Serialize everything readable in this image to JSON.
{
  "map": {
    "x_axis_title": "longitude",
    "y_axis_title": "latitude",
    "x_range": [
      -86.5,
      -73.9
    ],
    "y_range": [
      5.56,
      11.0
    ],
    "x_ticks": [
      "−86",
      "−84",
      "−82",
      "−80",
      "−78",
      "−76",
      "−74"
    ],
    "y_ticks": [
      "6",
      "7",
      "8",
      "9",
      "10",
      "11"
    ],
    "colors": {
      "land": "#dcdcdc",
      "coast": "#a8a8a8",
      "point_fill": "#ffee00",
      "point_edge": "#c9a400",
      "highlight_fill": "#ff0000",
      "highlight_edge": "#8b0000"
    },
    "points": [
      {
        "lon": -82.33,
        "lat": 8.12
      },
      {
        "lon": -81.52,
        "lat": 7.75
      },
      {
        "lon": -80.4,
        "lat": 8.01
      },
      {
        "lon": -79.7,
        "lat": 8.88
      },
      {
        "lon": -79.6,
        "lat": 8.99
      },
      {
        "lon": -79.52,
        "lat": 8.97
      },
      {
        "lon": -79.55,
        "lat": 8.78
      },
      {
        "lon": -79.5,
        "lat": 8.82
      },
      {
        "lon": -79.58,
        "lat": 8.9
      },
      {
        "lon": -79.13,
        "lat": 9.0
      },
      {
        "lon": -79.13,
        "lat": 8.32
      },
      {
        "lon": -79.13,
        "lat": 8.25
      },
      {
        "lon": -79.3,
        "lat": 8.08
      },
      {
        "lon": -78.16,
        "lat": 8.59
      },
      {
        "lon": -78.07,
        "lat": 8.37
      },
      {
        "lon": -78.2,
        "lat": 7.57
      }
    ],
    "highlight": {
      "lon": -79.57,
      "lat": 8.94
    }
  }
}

:::::

__What the task asks__
Using the entries above, please restate each one word for word.

__Answer to the exercise__
Serialize everything readable in this image to JSON.
{
  "map": {
    "x_axis_title": "longitude",
    "y_axis_title": "latitude",
    "x_range": [
      -86.5,
      -73.9
    ],
    "y_range": [
      5.56,
      11.0
    ],
    "x_ticks": [
      "−86",
      "−84",
      "−82",
      "−80",
      "−78",
      "−76",
      "−74"
    ],
    "y_ticks": [
      "6",
      "7",
      "8",
      "9",
      "10",
      "11"
    ],
    "colors": {
      "land": "#dcdcdc",
      "coast": "#a8a8a8",
      "point_fill": "#ffee00",
      "point_edge": "#c9a400",
      "highlight_fill": "#ff0000",
      "highlight_edge": "#8b0000"
    },
    "points": [
      {
        "lon": -82.33,
        "lat": 8.12
      },
      {
        "lon": -81.52,
        "lat": 7.75
      },
      {
        "lon": -80.4,
        "lat": 8.01
      },
      {
        "lon": -79.7,
        "lat": 8.88
      },
      {
        "lon": -79.6,
        "lat": 8.99
      },
      {
        "lon": -79.52,
        "lat": 8.97
      },
      {
        "lon": -79.55,
        "lat": 8.78
      },
      {
        "lon": -79.5,
        "lat": 8.82
      },
      {
        "lon": -79.58,
        "lat": 8.9
      },
      {
        "lon": -79.13,
        "lat": 9.0
      },
      {
        "lon": -79.13,
        "lat": 8.32
      },
      {
        "lon": -79.13,
        "lat": 8.25
      },
      {
        "lon": -79.3,
        "lat": 8.08
      },
      {
        "lon": -78.16,
        "lat": 8.59
      },
      {
        "lon": -78.07,
        "lat": 8.37
      },
      {
        "lon": -78.2,
        "lat": 7.57
      }
    ],
    "highlight": {
      "lon": -79.57,
      "lat": 8.94
    }
  }
}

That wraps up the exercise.